*WHAT IS REQUIRED*. Each line that includes the string "месяце" counts once; give the total and nothing else.

*INPUT ROWS*.
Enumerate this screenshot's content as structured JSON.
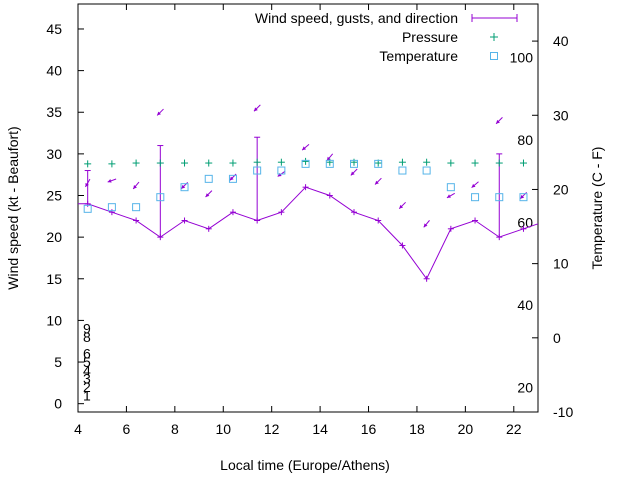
{
  "chart_data": {
    "type": "line",
    "xlabel": "Local time (Europe/Athens)",
    "ylabel": "Wind speed (kt - Beaufort)",
    "y2label": "Temperature (C - F)",
    "xlim": [
      4,
      23
    ],
    "ylim": [
      -1,
      48
    ],
    "y2lim": [
      -10,
      45
    ],
    "x_ticks": [
      4,
      6,
      8,
      10,
      12,
      14,
      16,
      18,
      20,
      22
    ],
    "y_ticks": [
      0,
      5,
      10,
      15,
      20,
      25,
      30,
      35,
      40,
      45
    ],
    "y2_ticks": [
      -10,
      0,
      10,
      20,
      30,
      40
    ],
    "beaufort_labels": [
      {
        "value": 1,
        "label": "1"
      },
      {
        "value": 2,
        "label": "2"
      },
      {
        "value": 3,
        "label": "3"
      },
      {
        "value": 4,
        "label": "4"
      },
      {
        "value": 5,
        "label": "5"
      },
      {
        "value": 6,
        "label": "6"
      },
      {
        "value": 8,
        "label": "8"
      },
      {
        "value": 9,
        "label": "9"
      }
    ],
    "fahrenheit_labels": [
      {
        "value": 20,
        "label": "20"
      },
      {
        "value": 40,
        "label": "40"
      },
      {
        "value": 60,
        "label": "60"
      },
      {
        "value": 80,
        "label": "80"
      },
      {
        "value": 100,
        "label": "100"
      }
    ],
    "legend_position": "top-right",
    "series": [
      {
        "name": "Wind speed, gusts, and direction",
        "color": "#9400d3",
        "x": [
          4.0,
          4.4,
          5.4,
          6.4,
          7.4,
          8.4,
          9.4,
          10.4,
          11.4,
          12.4,
          13.4,
          14.4,
          15.4,
          16.4,
          17.4,
          18.4,
          19.4,
          20.4,
          21.4,
          22.4,
          23.0
        ],
        "values": [
          24,
          24,
          23,
          22,
          20,
          22,
          21,
          23,
          22,
          23,
          26,
          25,
          23,
          22,
          19,
          15,
          21,
          22,
          20,
          21,
          21.6
        ],
        "gusts": [
          null,
          28,
          null,
          null,
          31,
          null,
          null,
          null,
          32,
          null,
          null,
          null,
          null,
          null,
          null,
          null,
          null,
          null,
          30,
          null,
          null
        ],
        "direction_deg": [
          null,
          150,
          110,
          140,
          135,
          135,
          135,
          135,
          135,
          125,
          130,
          140,
          135,
          135,
          135,
          140,
          120,
          130,
          135,
          135,
          null
        ],
        "arrow_y": [
          null,
          26.5,
          26.8,
          26.2,
          35,
          26.2,
          25.2,
          27.2,
          35.5,
          27.6,
          30.8,
          29.6,
          27.8,
          26.7,
          23.8,
          21.6,
          25,
          26.3,
          34,
          25,
          null
        ]
      },
      {
        "name": "Pressure",
        "color": "#009e73",
        "marker": "+",
        "x": [
          4.4,
          5.4,
          6.4,
          7.4,
          8.4,
          9.4,
          10.4,
          11.4,
          12.4,
          13.4,
          14.4,
          15.4,
          16.4,
          17.4,
          18.4,
          19.4,
          20.4,
          21.4,
          22.4
        ],
        "values": [
          28.8,
          28.8,
          28.9,
          28.9,
          28.9,
          28.9,
          28.9,
          29,
          29,
          29.1,
          29,
          29,
          28.9,
          29,
          29,
          28.9,
          28.9,
          28.9,
          28.9
        ]
      },
      {
        "name": "Temperature",
        "color": "#56b4e9",
        "marker": "square",
        "x": [
          4.4,
          5.4,
          6.4,
          7.4,
          8.4,
          9.4,
          10.4,
          11.4,
          12.4,
          13.4,
          14.4,
          15.4,
          16.4,
          17.4,
          18.4,
          19.4,
          20.4,
          21.4,
          22.4
        ],
        "values": [
          23.4,
          23.6,
          23.6,
          24.8,
          26,
          27,
          27,
          28,
          28,
          28.8,
          28.8,
          28.8,
          28.8,
          28,
          28,
          26,
          24.8,
          24.8,
          24.8
        ]
      }
    ]
  }
}
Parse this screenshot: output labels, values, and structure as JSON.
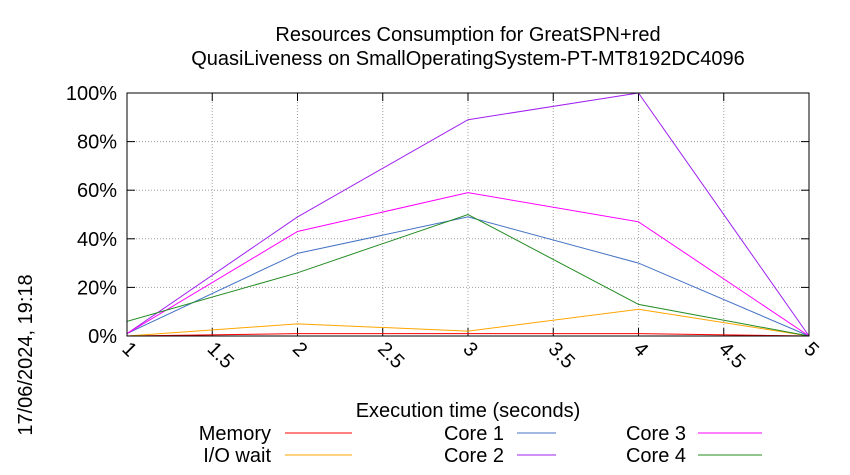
{
  "chart_data": {
    "type": "line",
    "title": "Resources Consumption for GreatSPN+red",
    "subtitle": "QuasiLiveness on SmallOperatingSystem-PT-MT8192DC4096",
    "xlabel": "Execution time (seconds)",
    "ylabel": "",
    "timestamp": "17/06/2024, 19:18",
    "x": [
      1,
      2,
      3,
      4,
      5
    ],
    "xlim": [
      1,
      5
    ],
    "ylim": [
      0,
      100
    ],
    "x_ticks": [
      "1",
      "1.5",
      "2",
      "2.5",
      "3",
      "3.5",
      "4",
      "4.5",
      "5"
    ],
    "y_ticks": [
      "0%",
      "20%",
      "40%",
      "60%",
      "80%",
      "100%"
    ],
    "grid": true,
    "legend_position": "bottom",
    "series": [
      {
        "name": "Memory",
        "color": "#ff0000",
        "values": [
          0,
          1,
          1,
          1,
          0
        ]
      },
      {
        "name": "I/O wait",
        "color": "#ffa500",
        "values": [
          0,
          5,
          2,
          11,
          0
        ]
      },
      {
        "name": "Core 1",
        "color": "#4472c4",
        "values": [
          1,
          34,
          49,
          30,
          0
        ]
      },
      {
        "name": "Core 2",
        "color": "#a020f0",
        "values": [
          1,
          49,
          89,
          100,
          0
        ]
      },
      {
        "name": "Core 3",
        "color": "#ff00ff",
        "values": [
          1,
          43,
          59,
          47,
          0
        ]
      },
      {
        "name": "Core 4",
        "color": "#228b22",
        "values": [
          6,
          26,
          50,
          13,
          0
        ]
      }
    ]
  }
}
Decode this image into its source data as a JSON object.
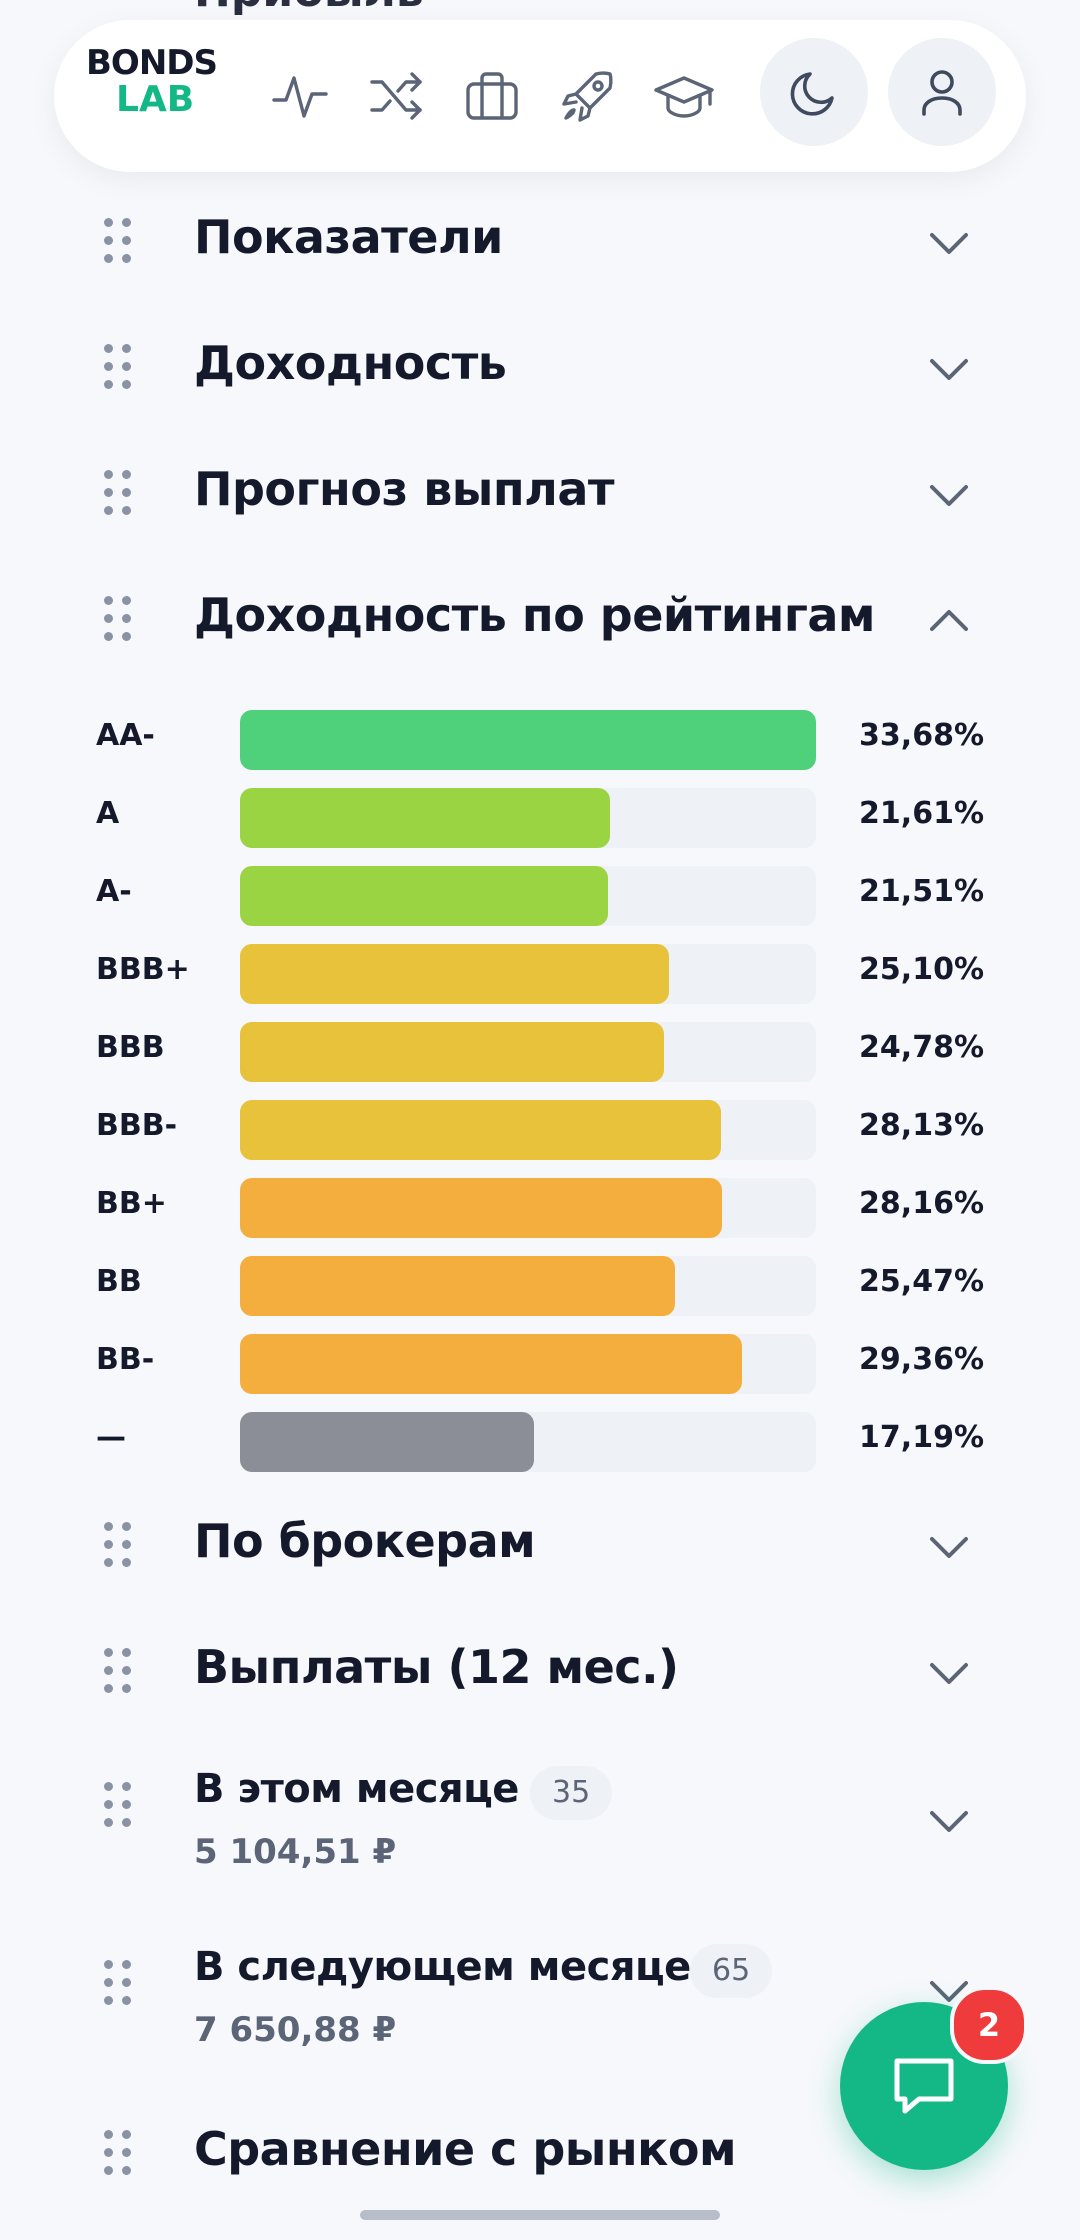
{
  "partial_heading": "Прибыль",
  "header": {
    "logo_line1": "BONDS",
    "logo_line2": "LAB",
    "icons": [
      "pulse-icon",
      "shuffle-icon",
      "briefcase-icon",
      "rocket-icon",
      "graduation-cap-icon"
    ],
    "theme_icon": "moon-icon",
    "profile_icon": "user-icon"
  },
  "sections_top": [
    {
      "title": "Показатели",
      "expanded": false
    },
    {
      "title": "Доходность",
      "expanded": false
    },
    {
      "title": "Прогноз выплат",
      "expanded": false
    },
    {
      "title": "Доходность по рейтингам",
      "expanded": true
    }
  ],
  "ratings": [
    {
      "label": "AA-",
      "value": "33,68%",
      "fraction": 1.0,
      "color": "#4fd07a"
    },
    {
      "label": "A",
      "value": "21,61%",
      "fraction": 0.642,
      "color": "#9ad443"
    },
    {
      "label": "A-",
      "value": "21,51%",
      "fraction": 0.639,
      "color": "#9ad443"
    },
    {
      "label": "BBB+",
      "value": "25,10%",
      "fraction": 0.745,
      "color": "#e8c23b"
    },
    {
      "label": "BBB",
      "value": "24,78%",
      "fraction": 0.736,
      "color": "#e8c23b"
    },
    {
      "label": "BBB-",
      "value": "28,13%",
      "fraction": 0.835,
      "color": "#e8c23b"
    },
    {
      "label": "BB+",
      "value": "28,16%",
      "fraction": 0.836,
      "color": "#f3ae3e"
    },
    {
      "label": "BB",
      "value": "25,47%",
      "fraction": 0.756,
      "color": "#f3ae3e"
    },
    {
      "label": "BB-",
      "value": "29,36%",
      "fraction": 0.872,
      "color": "#f3ae3e"
    },
    {
      "label": "—",
      "value": "17,19%",
      "fraction": 0.51,
      "color": "#8b8e97"
    }
  ],
  "sections_bottom": [
    {
      "title": "По брокерам"
    },
    {
      "title": "Выплаты (12 мес.)"
    },
    {
      "title": "В этом месяце",
      "badge": "35",
      "amount": "5 104,51 ₽"
    },
    {
      "title": "В следующем месяце",
      "badge": "65",
      "amount": "7 650,88 ₽"
    },
    {
      "title": "Сравнение с рынком"
    }
  ],
  "chat": {
    "badge": "2",
    "icon": "chat-bubble-icon"
  }
}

*WORKED ANSWER*. 2